» Task goal: Show each line that has the string "title" in it.

» Task input:

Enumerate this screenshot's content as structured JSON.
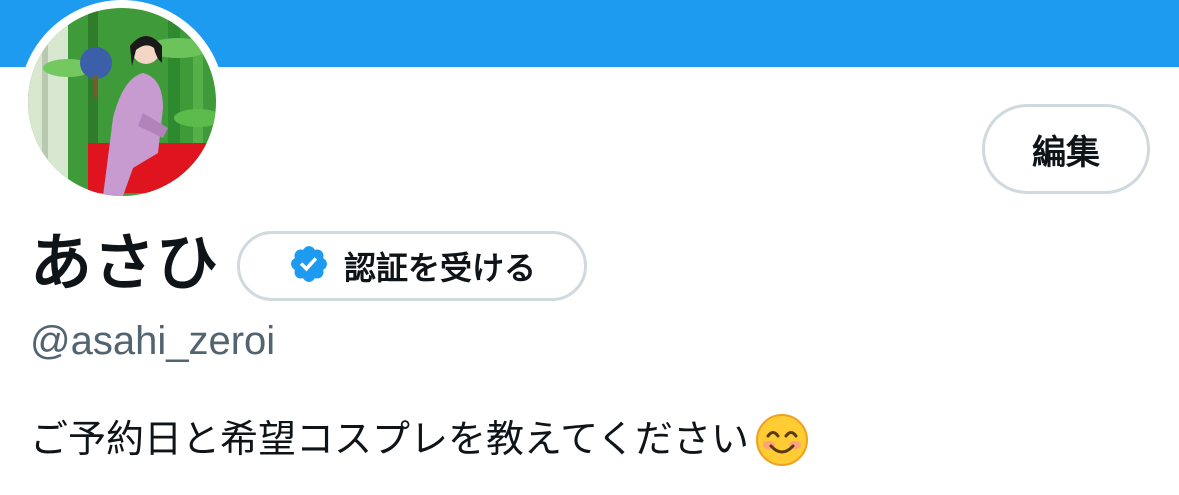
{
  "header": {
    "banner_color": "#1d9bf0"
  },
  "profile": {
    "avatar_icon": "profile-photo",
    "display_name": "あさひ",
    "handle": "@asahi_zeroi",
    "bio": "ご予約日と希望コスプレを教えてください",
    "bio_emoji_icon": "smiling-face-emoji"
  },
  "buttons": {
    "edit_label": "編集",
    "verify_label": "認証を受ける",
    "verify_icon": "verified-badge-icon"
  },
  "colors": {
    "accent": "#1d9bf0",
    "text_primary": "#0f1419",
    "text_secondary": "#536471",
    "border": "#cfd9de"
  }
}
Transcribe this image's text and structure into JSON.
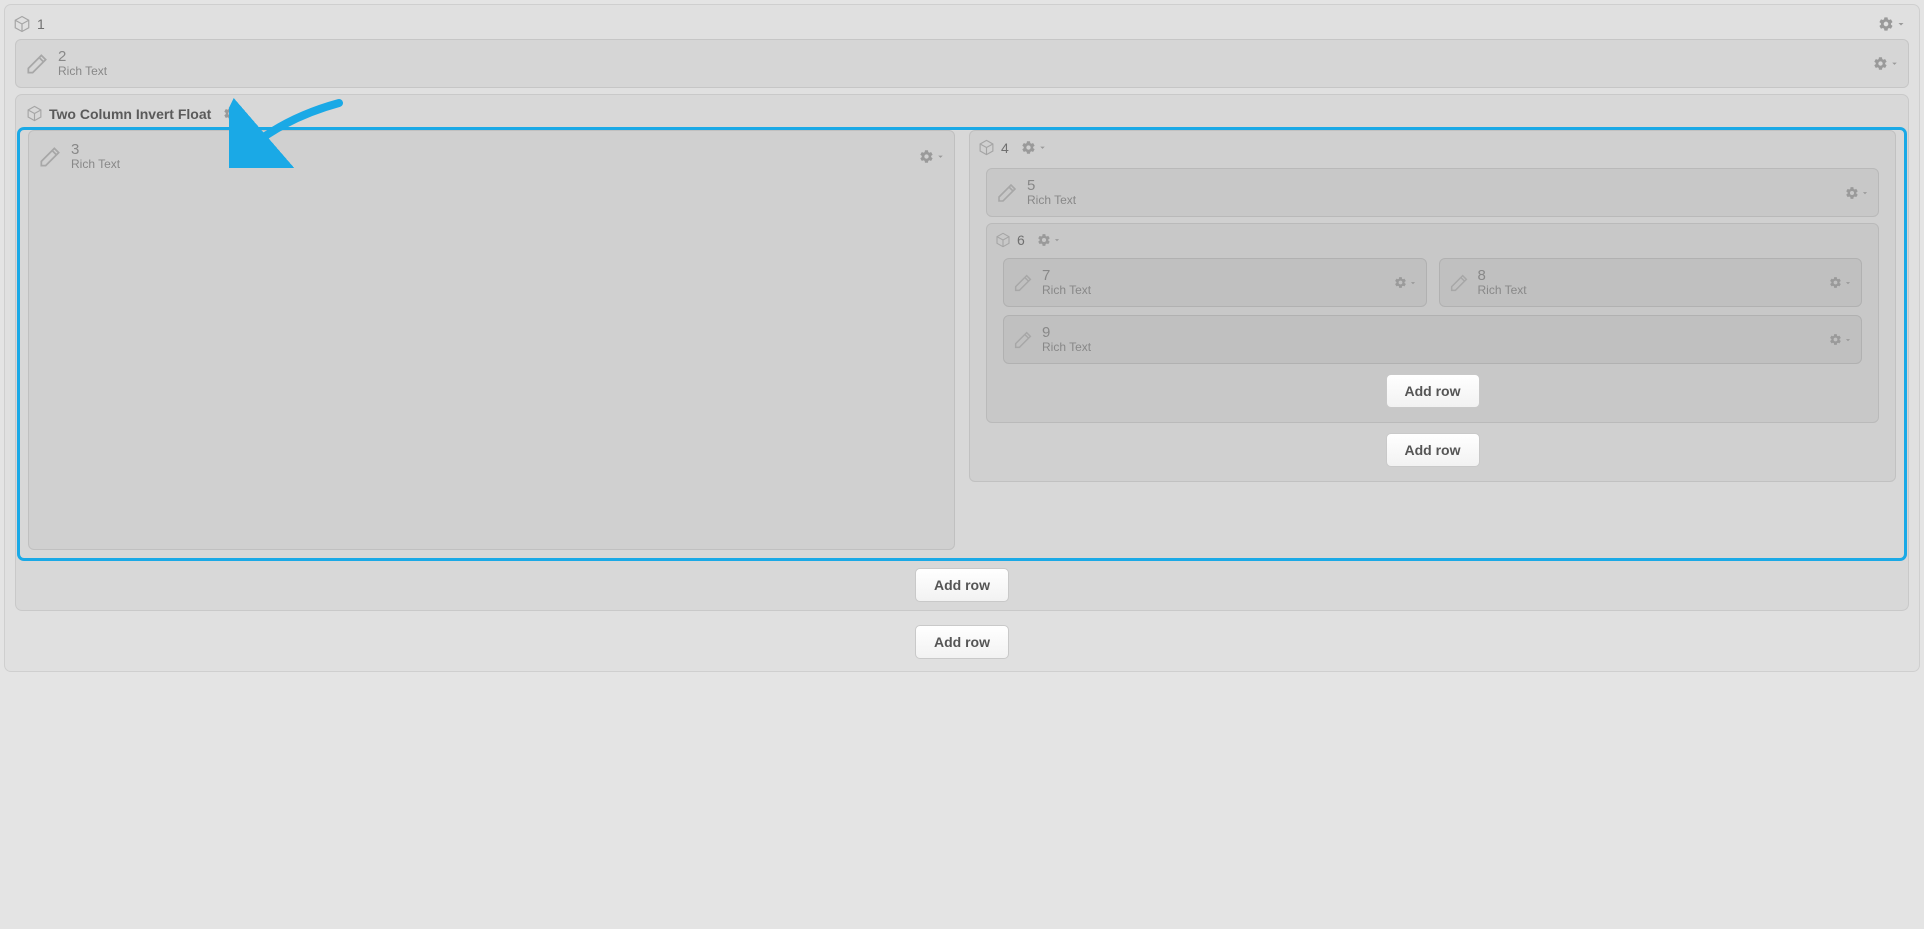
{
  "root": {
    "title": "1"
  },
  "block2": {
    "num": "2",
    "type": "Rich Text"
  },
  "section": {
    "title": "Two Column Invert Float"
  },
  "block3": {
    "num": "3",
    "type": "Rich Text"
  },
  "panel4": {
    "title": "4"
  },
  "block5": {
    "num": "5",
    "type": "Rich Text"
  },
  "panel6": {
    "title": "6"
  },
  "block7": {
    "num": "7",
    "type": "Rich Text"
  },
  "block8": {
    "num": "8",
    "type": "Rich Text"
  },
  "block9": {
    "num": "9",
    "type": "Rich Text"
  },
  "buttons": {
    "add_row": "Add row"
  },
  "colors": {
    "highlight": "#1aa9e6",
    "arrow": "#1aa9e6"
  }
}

» Complete answer:
    "title": "1"
    "title": "Two Column Invert Float"
    "title": "4"
    "title": "6"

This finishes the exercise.